YOUR INSTRUCTIONS: Output the data that follows exactly, line for line.
• • • • •
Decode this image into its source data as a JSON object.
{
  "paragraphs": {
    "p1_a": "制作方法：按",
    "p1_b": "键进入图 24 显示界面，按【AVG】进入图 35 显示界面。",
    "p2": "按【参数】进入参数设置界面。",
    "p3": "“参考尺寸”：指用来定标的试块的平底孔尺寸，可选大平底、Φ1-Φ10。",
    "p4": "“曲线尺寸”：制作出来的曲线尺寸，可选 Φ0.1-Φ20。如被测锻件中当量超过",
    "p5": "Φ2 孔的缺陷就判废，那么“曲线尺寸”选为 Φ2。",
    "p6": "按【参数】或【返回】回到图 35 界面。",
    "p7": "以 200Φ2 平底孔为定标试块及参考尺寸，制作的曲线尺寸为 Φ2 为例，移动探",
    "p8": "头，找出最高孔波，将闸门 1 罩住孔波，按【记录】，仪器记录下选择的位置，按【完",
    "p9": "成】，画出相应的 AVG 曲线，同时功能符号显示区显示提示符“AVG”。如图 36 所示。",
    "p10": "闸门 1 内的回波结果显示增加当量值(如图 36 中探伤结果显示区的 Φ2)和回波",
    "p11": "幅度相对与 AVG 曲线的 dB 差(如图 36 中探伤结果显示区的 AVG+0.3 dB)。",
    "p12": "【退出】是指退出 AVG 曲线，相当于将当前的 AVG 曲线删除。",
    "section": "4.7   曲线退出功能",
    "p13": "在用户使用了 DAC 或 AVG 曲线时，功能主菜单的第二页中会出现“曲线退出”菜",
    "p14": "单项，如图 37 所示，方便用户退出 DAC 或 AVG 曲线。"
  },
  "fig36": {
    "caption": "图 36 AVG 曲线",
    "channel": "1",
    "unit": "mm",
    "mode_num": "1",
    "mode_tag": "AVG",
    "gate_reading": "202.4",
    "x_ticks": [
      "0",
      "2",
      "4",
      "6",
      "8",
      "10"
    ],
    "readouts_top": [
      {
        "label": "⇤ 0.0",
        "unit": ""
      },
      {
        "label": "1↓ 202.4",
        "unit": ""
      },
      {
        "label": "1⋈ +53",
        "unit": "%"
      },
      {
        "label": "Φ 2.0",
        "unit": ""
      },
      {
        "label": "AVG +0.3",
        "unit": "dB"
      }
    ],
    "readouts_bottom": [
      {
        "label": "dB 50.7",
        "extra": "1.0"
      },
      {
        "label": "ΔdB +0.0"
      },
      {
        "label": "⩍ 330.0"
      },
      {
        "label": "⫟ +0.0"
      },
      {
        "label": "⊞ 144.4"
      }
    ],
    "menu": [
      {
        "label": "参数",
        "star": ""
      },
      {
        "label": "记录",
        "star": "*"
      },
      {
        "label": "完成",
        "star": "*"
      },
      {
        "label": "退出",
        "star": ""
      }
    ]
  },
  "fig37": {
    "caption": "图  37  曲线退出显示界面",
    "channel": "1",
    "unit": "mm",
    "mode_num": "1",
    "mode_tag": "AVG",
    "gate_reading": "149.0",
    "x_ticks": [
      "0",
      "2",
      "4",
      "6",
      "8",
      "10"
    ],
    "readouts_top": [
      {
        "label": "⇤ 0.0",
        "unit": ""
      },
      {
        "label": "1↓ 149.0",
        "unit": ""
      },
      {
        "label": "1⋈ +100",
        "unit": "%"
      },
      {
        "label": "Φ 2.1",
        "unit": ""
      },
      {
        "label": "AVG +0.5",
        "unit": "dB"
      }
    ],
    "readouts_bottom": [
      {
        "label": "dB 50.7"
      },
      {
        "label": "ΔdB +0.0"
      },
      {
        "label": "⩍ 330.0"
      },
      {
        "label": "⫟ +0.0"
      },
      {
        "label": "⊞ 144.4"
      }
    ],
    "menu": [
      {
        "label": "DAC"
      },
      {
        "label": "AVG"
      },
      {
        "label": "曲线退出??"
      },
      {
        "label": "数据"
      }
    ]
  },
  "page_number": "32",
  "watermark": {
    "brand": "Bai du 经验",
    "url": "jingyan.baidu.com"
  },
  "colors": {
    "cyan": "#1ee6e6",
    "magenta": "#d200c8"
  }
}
• • • • •
RESULT OF THE TASK:
Decode this image into its source data as a JSON object.
{
  "paragraphs": {
    "p1_a": "制作方法：按",
    "p1_b": "键进入图 24 显示界面，按【AVG】进入图 35 显示界面。",
    "p2": "按【参数】进入参数设置界面。",
    "p3": "“参考尺寸”：指用来定标的试块的平底孔尺寸，可选大平底、Φ1-Φ10。",
    "p4": "“曲线尺寸”：制作出来的曲线尺寸，可选 Φ0.1-Φ20。如被测锻件中当量超过",
    "p5": "Φ2 孔的缺陷就判废，那么“曲线尺寸”选为 Φ2。",
    "p6": "按【参数】或【返回】回到图 35 界面。",
    "p7": "以 200Φ2 平底孔为定标试块及参考尺寸，制作的曲线尺寸为 Φ2 为例，移动探",
    "p8": "头，找出最高孔波，将闸门 1 罩住孔波，按【记录】，仪器记录下选择的位置，按【完",
    "p9": "成】，画出相应的 AVG 曲线，同时功能符号显示区显示提示符“AVG”。如图 36 所示。",
    "p10": "闸门 1 内的回波结果显示增加当量值(如图 36 中探伤结果显示区的 Φ2)和回波",
    "p11": "幅度相对与 AVG 曲线的 dB 差(如图 36 中探伤结果显示区的 AVG+0.3 dB)。",
    "p12": "【退出】是指退出 AVG 曲线，相当于将当前的 AVG 曲线删除。",
    "section": "4.7   曲线退出功能",
    "p13": "在用户使用了 DAC 或 AVG 曲线时，功能主菜单的第二页中会出现“曲线退出”菜",
    "p14": "单项，如图 37 所示，方便用户退出 DAC 或 AVG 曲线。"
  },
  "fig36": {
    "caption": "图 36 AVG 曲线",
    "channel": "1",
    "unit": "mm",
    "mode_num": "1",
    "mode_tag": "AVG",
    "gate_reading": "202.4",
    "x_ticks": [
      "0",
      "2",
      "4",
      "6",
      "8",
      "10"
    ],
    "readouts_top": [
      {
        "label": "⇤ 0.0",
        "unit": ""
      },
      {
        "label": "1↓ 202.4",
        "unit": ""
      },
      {
        "label": "1⋈ +53",
        "unit": "%"
      },
      {
        "label": "Φ 2.0",
        "unit": ""
      },
      {
        "label": "AVG +0.3",
        "unit": "dB"
      }
    ],
    "readouts_bottom": [
      {
        "label": "dB 50.7",
        "extra": "1.0"
      },
      {
        "label": "ΔdB +0.0"
      },
      {
        "label": "⩍ 330.0"
      },
      {
        "label": "⫟ +0.0"
      },
      {
        "label": "⊞ 144.4"
      }
    ],
    "menu": [
      {
        "label": "参数",
        "star": ""
      },
      {
        "label": "记录",
        "star": "*"
      },
      {
        "label": "完成",
        "star": "*"
      },
      {
        "label": "退出",
        "star": ""
      }
    ]
  },
  "fig37": {
    "caption": "图  37  曲线退出显示界面",
    "channel": "1",
    "unit": "mm",
    "mode_num": "1",
    "mode_tag": "AVG",
    "gate_reading": "149.0",
    "x_ticks": [
      "0",
      "2",
      "4",
      "6",
      "8",
      "10"
    ],
    "readouts_top": [
      {
        "label": "⇤ 0.0",
        "unit": ""
      },
      {
        "label": "1↓ 149.0",
        "unit": ""
      },
      {
        "label": "1⋈ +100",
        "unit": "%"
      },
      {
        "label": "Φ 2.1",
        "unit": ""
      },
      {
        "label": "AVG +0.5",
        "unit": "dB"
      }
    ],
    "readouts_bottom": [
      {
        "label": "dB 50.7"
      },
      {
        "label": "ΔdB +0.0"
      },
      {
        "label": "⩍ 330.0"
      },
      {
        "label": "⫟ +0.0"
      },
      {
        "label": "⊞ 144.4"
      }
    ],
    "menu": [
      {
        "label": "DAC"
      },
      {
        "label": "AVG"
      },
      {
        "label": "曲线退出??"
      },
      {
        "label": "数据"
      }
    ]
  },
  "page_number": "32",
  "watermark": {
    "brand": "Bai du 经验",
    "url": "jingyan.baidu.com"
  },
  "colors": {
    "cyan": "#1ee6e6",
    "magenta": "#d200c8"
  }
}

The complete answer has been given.